§ **DIRECTIONS**: Search the entries for the word "JSON" and pull out each line that has it.

§ **GIVEN RECORDS**:
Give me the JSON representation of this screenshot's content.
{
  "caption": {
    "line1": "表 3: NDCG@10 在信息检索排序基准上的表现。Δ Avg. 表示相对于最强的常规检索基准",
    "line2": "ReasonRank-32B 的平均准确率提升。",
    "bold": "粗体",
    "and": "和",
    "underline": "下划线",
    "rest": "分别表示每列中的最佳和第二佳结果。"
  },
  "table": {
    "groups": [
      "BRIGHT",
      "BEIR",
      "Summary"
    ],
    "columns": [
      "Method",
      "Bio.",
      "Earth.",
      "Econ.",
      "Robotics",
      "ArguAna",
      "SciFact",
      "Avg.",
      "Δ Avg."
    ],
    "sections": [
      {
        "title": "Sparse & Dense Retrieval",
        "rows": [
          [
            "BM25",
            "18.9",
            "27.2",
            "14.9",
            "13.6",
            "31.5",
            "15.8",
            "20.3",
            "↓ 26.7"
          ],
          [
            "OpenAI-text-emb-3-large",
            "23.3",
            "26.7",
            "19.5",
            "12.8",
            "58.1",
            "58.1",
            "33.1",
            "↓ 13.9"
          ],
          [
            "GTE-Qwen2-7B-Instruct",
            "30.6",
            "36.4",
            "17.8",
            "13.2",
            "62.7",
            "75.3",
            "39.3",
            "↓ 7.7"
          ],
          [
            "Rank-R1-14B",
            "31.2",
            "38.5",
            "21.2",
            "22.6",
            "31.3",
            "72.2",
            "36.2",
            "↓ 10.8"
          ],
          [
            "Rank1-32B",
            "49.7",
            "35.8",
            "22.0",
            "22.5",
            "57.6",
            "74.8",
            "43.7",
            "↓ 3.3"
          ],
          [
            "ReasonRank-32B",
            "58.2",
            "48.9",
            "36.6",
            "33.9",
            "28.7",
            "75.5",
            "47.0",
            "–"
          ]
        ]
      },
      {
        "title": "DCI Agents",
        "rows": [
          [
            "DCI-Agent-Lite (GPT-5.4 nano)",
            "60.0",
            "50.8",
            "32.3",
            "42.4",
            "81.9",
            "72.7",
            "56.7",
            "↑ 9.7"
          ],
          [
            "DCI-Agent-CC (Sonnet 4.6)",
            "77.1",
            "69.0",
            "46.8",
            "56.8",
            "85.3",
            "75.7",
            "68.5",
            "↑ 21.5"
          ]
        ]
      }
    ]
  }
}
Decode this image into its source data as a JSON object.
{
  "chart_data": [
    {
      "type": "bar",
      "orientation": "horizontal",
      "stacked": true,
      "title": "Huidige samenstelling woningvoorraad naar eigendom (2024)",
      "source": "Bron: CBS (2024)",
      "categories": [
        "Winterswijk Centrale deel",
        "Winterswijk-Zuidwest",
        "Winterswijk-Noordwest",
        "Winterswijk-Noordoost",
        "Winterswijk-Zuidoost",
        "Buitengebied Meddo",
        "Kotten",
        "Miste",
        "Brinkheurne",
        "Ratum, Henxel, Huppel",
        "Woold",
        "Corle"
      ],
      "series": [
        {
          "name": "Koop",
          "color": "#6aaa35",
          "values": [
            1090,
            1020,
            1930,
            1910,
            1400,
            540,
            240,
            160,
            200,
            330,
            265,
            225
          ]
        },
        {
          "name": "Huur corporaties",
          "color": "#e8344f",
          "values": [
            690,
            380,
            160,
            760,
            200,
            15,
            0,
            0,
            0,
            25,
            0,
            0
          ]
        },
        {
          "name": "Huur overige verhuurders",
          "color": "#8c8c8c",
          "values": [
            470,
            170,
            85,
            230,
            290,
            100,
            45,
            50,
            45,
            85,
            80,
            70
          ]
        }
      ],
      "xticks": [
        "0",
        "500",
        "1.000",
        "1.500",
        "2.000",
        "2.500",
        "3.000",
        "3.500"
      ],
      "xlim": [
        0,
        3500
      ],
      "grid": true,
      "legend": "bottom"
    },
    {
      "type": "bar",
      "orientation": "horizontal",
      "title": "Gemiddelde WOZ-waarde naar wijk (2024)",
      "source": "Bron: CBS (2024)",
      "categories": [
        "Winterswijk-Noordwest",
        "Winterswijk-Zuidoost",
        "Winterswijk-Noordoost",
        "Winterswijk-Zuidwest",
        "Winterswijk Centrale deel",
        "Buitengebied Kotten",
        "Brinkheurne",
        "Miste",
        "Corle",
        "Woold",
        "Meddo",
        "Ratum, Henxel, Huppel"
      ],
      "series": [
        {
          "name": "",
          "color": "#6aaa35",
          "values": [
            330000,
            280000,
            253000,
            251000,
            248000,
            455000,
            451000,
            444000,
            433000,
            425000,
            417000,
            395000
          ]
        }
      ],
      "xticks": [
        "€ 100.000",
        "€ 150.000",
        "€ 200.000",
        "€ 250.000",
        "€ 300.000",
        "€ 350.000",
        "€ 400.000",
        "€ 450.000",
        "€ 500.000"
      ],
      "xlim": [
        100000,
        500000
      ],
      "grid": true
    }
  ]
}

§ **RESULT**:
Give me the JSON representation of this screenshot's content.
Decode this image into its source data as a JSON object.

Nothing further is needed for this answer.